#### EXTRAIT DU DOCUMENT

Walid Awad a toujours eu ce talent de se glisser au cœur d’une personnalité. Ici, en conversation avec Kamal Joumblatt. © Archives Walid Awad.

 

 

Ce qu’on admire chez vous, c’est qu’après tant d’années de métier, vous êtes mû par le même enthousiasme, la même énergie…

Parce que je suis entouré d’une équipe compétente. Je crois au leadership collectif, je ne fais pas tout, je supervise, en particulier les gros titres, le choix des photos.

Justement, pensez-vous que la photo soit essentielle aujourd’hui à la survie de la presse écrite?

La photo est un mode d’expression très important, mais la presse écrite ne mourra pas, preuve en est, on peut zapper une émission sur le petit écran par télécommande, mais pas la presse écrite. Vous n’avez pas le temps de la lire? Vous le ferez plus tard, où vous voulez, quand vous voulez.

Comment évaluez-vous vos relations avec vos confrères?

J’ai pour eux respect et estime. Quand un article me plaît, je n’hésite pas à appeler le journaliste pour le féliciter.

 

Avril 1982. «Personne n’arrivait à croire que le président de la République avait accordé une interview à une revue qui venait d’être lancée.» © Archives Walid Awad.

 

Vous êtes membre de l’Ordre de la Presse, si vous en étiez élu président un jour, quelles seraient vos priorités?

Protéger les revues sérieuses qui ont nécessité des investissements de millions de dollars, un inconnu peut sortir une publication pour presque rien et vous faire de l’ombre. Et puis il faudrait qu’il y ait une répartition publicitaire équitable, sous la supervision de l’Ordre de la Presse qui assumera une plus grande responsabilité en vue de la protection des droits des propriétaires de publications.

Votre fille Zeina est aujourd’hui directrice d’Al Afkar, qu’en est-il de vos autres enfants?

Khaled, l’aîné qui est ingénieur, rédige la page économique dans le Al Afkar, il vit entre Beyrouth et Dubai, où il travaille à Internet City. Ma deuxième fille, Sawsan, mariée à un entrepreneur, vit à Tampa, en Floride. ZeinaAwad est directrice d’ Al Afkar, actuellement nous mettons sur pied une publication Machahir, revue de célébrités en arabe, qui paraîtra entre le Liban et Dubai.

 

Walid Awad avec sa fille Zeina. © Archives Walid Awad.

 

 

Zeina Awad, travailler dans la presse c’était une voie toute tracée?

En fait, j’ai fait des études de management et je me suis proposée pour venir donner un coup de main au département de comptabilité. C’était juste pour un stage. Mais là, j’ai réalisé le chaos, il fallait une meilleure gestion. Et puis j’ai appris à aimer le journalisme, et j’ai refait un BA en Journalisme. C’était tout naturel…

Monsieur Walid Awad, votre rêve de journaliste?

########
#### DONNÉES FOURNIES

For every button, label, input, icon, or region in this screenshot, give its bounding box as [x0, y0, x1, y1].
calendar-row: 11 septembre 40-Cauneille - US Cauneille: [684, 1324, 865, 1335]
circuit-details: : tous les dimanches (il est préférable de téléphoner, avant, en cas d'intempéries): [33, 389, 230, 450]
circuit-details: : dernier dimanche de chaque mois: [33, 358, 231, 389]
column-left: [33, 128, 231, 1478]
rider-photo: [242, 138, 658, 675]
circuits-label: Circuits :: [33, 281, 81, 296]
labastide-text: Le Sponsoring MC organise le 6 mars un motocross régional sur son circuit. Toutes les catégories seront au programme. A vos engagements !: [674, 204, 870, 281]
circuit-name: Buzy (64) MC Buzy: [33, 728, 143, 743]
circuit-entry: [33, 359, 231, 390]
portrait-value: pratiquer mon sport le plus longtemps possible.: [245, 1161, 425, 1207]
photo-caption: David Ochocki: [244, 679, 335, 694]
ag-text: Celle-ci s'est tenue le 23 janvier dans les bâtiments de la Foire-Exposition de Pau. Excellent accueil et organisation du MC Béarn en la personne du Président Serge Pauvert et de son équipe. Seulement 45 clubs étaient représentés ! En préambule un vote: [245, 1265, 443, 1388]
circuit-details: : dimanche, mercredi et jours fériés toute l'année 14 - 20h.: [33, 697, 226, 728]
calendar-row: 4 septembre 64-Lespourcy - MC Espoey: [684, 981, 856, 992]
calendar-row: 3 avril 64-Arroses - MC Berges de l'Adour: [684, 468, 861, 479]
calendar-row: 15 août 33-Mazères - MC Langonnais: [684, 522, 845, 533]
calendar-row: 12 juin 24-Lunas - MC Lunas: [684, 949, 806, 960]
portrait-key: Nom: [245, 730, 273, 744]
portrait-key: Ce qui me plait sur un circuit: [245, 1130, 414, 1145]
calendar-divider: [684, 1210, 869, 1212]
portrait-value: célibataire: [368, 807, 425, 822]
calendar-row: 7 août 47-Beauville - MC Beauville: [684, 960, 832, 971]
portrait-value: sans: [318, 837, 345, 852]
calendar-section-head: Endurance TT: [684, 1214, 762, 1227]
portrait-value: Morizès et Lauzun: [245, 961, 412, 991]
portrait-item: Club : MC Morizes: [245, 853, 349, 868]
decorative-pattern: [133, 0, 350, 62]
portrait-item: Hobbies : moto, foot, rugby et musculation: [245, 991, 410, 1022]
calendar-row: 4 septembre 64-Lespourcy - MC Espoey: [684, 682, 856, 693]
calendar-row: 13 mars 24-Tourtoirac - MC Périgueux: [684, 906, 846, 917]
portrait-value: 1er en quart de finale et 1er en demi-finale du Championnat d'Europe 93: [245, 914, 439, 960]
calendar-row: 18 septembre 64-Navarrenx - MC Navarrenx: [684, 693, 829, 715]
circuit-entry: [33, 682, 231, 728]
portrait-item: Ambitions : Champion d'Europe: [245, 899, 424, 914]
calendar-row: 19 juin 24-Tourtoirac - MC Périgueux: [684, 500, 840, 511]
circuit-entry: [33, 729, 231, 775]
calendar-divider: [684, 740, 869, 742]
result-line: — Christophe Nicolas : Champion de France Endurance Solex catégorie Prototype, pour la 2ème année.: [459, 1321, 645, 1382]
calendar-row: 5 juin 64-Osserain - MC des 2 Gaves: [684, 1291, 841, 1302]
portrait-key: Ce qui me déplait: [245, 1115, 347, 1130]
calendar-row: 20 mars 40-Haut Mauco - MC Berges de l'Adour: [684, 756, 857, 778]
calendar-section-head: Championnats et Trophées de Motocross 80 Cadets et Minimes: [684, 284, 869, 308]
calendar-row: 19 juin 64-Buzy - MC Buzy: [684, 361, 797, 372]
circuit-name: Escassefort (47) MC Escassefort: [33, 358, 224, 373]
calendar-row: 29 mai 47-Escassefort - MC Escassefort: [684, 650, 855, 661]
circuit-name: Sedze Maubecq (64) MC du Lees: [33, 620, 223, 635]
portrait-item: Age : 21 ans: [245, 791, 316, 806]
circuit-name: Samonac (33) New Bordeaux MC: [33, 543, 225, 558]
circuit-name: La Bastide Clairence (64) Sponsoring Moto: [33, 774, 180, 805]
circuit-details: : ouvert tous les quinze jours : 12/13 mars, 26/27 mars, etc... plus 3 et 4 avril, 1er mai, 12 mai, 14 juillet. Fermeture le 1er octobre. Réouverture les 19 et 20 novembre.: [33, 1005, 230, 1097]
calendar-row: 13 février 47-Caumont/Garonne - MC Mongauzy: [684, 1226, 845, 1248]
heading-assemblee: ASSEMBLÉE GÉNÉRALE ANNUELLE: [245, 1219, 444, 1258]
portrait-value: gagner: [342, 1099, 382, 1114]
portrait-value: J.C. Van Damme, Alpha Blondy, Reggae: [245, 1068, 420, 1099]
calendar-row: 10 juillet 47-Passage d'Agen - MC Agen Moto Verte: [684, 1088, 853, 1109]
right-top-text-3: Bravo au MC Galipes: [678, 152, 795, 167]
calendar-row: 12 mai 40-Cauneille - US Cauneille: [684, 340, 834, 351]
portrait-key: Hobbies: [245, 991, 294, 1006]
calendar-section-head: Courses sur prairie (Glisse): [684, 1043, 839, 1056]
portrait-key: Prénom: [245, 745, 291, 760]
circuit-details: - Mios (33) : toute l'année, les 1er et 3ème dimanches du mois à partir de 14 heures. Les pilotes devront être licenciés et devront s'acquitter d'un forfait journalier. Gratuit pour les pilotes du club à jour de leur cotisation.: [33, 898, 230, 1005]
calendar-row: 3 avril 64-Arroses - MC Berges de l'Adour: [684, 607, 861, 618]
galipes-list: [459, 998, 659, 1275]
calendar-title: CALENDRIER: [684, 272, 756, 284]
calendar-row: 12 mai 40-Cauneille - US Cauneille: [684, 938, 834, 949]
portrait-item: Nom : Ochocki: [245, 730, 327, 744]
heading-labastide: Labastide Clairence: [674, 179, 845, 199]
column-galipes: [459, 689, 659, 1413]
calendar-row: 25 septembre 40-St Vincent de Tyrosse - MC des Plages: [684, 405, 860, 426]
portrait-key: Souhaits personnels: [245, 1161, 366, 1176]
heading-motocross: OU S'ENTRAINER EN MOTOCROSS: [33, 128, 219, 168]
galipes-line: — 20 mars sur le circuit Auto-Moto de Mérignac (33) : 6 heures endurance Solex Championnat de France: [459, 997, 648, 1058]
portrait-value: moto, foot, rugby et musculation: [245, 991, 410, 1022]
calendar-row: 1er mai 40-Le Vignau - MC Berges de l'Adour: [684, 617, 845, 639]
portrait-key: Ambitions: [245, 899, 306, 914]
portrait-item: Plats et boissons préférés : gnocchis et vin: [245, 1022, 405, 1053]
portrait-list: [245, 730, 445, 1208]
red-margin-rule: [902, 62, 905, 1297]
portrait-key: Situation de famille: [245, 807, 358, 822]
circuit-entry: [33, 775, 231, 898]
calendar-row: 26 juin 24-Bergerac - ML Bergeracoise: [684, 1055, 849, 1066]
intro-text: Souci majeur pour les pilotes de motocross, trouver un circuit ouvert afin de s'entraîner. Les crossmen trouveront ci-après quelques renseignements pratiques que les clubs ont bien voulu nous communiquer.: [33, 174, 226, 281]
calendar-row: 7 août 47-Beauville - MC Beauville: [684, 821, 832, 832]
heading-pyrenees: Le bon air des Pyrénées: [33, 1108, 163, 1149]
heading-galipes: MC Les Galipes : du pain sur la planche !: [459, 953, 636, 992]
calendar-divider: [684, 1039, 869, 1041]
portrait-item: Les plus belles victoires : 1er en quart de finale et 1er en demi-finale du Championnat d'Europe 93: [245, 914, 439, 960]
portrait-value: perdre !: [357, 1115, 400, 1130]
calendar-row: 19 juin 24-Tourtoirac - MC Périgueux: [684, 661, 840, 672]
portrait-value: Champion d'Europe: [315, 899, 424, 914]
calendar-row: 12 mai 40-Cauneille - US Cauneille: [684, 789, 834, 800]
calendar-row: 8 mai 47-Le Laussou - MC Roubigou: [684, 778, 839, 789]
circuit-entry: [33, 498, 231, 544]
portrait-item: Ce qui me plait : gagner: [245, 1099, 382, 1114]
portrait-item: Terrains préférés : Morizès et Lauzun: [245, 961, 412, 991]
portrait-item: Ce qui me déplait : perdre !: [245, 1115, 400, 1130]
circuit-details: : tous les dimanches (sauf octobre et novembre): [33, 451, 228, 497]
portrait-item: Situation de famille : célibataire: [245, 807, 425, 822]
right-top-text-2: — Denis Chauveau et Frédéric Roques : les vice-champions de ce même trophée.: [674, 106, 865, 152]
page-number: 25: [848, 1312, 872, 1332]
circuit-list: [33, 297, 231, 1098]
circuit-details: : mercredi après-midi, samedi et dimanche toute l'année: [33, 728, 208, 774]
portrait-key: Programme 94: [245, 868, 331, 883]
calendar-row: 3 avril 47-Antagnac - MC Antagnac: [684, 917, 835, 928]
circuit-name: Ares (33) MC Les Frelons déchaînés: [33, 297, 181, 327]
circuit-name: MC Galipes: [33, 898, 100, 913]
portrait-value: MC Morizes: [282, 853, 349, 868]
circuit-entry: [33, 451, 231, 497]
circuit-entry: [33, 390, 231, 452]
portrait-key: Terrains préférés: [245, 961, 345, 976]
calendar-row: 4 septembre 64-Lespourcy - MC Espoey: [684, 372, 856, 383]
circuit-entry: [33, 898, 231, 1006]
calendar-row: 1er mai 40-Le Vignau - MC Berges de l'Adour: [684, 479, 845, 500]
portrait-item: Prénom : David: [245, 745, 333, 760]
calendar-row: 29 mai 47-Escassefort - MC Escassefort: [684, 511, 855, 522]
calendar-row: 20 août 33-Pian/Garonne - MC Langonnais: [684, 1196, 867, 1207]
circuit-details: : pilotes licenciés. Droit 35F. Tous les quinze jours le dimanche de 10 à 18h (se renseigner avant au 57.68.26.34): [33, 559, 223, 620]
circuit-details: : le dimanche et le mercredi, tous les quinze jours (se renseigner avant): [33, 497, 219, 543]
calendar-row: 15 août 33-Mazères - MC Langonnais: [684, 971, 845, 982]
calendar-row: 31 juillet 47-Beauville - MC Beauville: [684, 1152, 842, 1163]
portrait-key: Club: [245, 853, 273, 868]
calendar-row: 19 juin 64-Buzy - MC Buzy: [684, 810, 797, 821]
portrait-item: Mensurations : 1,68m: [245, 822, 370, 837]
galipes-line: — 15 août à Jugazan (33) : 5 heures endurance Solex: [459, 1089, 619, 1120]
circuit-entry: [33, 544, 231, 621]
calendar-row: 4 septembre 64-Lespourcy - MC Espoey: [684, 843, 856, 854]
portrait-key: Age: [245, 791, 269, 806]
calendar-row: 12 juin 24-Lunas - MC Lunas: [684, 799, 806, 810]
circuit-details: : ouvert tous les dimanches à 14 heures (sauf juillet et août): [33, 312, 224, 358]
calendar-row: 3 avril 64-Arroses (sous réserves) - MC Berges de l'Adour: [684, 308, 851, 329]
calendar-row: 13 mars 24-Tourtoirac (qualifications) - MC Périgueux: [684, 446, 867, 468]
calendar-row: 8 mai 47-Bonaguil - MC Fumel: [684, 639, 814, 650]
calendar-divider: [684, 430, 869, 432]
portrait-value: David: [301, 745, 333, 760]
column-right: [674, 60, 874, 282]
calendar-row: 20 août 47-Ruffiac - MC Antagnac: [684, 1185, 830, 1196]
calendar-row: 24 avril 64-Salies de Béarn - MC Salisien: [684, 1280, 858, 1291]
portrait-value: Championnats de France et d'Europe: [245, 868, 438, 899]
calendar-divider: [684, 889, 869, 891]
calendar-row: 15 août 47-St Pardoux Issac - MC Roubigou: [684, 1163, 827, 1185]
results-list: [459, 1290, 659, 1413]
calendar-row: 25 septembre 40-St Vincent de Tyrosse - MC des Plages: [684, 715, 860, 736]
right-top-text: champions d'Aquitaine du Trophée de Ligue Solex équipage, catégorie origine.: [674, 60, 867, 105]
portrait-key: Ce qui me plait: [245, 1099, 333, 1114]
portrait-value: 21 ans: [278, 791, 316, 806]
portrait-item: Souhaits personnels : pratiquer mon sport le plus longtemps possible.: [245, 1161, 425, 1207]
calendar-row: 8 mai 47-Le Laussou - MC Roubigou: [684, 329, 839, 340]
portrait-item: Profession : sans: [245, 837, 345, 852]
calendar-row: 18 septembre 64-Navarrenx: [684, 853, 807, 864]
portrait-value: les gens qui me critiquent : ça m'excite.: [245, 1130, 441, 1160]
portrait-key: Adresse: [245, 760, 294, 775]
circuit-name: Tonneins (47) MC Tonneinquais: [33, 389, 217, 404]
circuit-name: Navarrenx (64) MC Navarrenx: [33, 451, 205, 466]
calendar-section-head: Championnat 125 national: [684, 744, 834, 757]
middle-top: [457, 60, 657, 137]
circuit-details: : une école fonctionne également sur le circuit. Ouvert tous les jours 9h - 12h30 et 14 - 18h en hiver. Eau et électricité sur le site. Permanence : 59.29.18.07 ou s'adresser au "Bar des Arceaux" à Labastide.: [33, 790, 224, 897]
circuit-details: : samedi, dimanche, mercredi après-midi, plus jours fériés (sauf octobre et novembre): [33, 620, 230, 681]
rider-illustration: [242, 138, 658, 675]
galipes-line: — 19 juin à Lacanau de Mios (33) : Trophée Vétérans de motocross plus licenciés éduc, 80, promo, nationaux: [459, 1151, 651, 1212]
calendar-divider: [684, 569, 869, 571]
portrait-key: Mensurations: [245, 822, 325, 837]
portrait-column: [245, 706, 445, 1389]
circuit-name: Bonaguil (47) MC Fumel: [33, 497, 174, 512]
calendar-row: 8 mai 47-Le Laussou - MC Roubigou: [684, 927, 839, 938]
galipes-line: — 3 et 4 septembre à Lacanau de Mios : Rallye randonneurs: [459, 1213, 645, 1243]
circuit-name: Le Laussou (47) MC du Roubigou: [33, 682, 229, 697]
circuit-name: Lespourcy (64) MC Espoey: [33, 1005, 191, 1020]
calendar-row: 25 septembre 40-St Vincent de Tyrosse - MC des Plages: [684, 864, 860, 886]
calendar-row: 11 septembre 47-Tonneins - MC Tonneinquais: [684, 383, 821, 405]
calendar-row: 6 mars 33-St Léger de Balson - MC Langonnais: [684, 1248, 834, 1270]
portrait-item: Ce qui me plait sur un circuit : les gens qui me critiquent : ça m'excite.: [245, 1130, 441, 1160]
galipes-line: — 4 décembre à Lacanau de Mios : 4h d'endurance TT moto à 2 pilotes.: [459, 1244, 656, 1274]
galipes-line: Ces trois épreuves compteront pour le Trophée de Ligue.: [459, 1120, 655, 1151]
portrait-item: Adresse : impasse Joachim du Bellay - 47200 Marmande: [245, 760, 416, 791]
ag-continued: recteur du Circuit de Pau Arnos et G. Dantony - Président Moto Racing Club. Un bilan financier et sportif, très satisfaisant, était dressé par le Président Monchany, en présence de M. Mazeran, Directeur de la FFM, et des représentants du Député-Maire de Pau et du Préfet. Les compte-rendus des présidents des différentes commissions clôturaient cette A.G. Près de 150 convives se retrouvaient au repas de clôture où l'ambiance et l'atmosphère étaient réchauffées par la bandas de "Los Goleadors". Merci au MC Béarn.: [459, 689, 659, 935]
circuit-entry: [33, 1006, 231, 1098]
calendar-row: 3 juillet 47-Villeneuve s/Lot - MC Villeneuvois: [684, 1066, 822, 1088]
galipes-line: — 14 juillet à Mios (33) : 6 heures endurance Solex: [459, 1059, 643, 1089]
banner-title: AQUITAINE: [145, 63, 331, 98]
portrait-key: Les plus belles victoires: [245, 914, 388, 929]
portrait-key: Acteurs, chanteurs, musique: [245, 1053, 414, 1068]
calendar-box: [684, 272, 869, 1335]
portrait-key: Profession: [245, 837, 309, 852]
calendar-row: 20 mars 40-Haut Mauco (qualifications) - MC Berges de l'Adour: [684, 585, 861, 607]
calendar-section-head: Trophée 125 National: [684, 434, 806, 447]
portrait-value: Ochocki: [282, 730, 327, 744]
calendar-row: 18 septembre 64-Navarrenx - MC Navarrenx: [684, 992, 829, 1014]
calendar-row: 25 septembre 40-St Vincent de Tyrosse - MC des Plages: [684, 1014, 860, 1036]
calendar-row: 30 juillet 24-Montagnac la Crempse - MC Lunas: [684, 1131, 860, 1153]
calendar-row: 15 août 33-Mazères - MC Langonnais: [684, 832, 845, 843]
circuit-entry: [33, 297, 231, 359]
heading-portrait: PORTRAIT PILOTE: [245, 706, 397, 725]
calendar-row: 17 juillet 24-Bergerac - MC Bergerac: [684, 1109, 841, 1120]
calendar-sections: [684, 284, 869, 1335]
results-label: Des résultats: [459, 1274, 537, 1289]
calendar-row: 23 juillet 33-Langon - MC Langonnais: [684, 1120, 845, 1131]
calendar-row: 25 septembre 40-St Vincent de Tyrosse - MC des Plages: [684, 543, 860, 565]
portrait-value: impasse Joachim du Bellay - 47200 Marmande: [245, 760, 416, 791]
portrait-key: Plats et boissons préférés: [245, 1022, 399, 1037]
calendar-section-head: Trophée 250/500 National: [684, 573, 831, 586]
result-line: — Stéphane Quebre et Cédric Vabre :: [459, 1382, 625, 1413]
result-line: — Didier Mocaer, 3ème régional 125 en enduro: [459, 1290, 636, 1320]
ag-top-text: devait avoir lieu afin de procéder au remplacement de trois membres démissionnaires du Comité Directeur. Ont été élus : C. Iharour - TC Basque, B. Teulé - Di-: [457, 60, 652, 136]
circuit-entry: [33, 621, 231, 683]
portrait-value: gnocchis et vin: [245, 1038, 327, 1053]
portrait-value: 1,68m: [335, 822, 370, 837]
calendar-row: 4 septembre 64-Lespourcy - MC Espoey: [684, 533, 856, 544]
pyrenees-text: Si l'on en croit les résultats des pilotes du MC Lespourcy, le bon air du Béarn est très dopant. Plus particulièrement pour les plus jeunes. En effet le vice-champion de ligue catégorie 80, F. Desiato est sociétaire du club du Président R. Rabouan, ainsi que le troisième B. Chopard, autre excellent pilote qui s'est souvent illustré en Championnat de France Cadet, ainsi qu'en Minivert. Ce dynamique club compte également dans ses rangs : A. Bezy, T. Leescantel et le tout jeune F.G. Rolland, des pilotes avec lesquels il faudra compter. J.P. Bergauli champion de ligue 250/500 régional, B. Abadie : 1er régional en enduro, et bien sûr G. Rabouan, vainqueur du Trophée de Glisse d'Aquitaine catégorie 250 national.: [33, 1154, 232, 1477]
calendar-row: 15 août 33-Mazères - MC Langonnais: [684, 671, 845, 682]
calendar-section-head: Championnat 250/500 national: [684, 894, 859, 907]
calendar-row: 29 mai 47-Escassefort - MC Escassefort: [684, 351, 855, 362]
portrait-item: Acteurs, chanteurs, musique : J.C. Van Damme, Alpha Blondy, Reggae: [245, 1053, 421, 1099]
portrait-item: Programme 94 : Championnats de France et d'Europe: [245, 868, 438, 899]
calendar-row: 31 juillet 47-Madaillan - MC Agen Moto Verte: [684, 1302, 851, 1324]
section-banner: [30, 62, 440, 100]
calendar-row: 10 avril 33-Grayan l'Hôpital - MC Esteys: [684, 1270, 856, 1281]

########

CONSIGNES:
a. Donnez les prénoms de tous les enfants de Walid Awad mentionnés dans l'extrait.
b. D'après l'extrait, dans quelle ville vit Sawsan, la deuxième fille de Walid Awad ?
Le listing n'a aucun lien avec l'extrait.

RÉPONSES CORRECTES:
a. Khaled, Sawsan et Zeina.

b. Elle vit à Tampa, en Floride.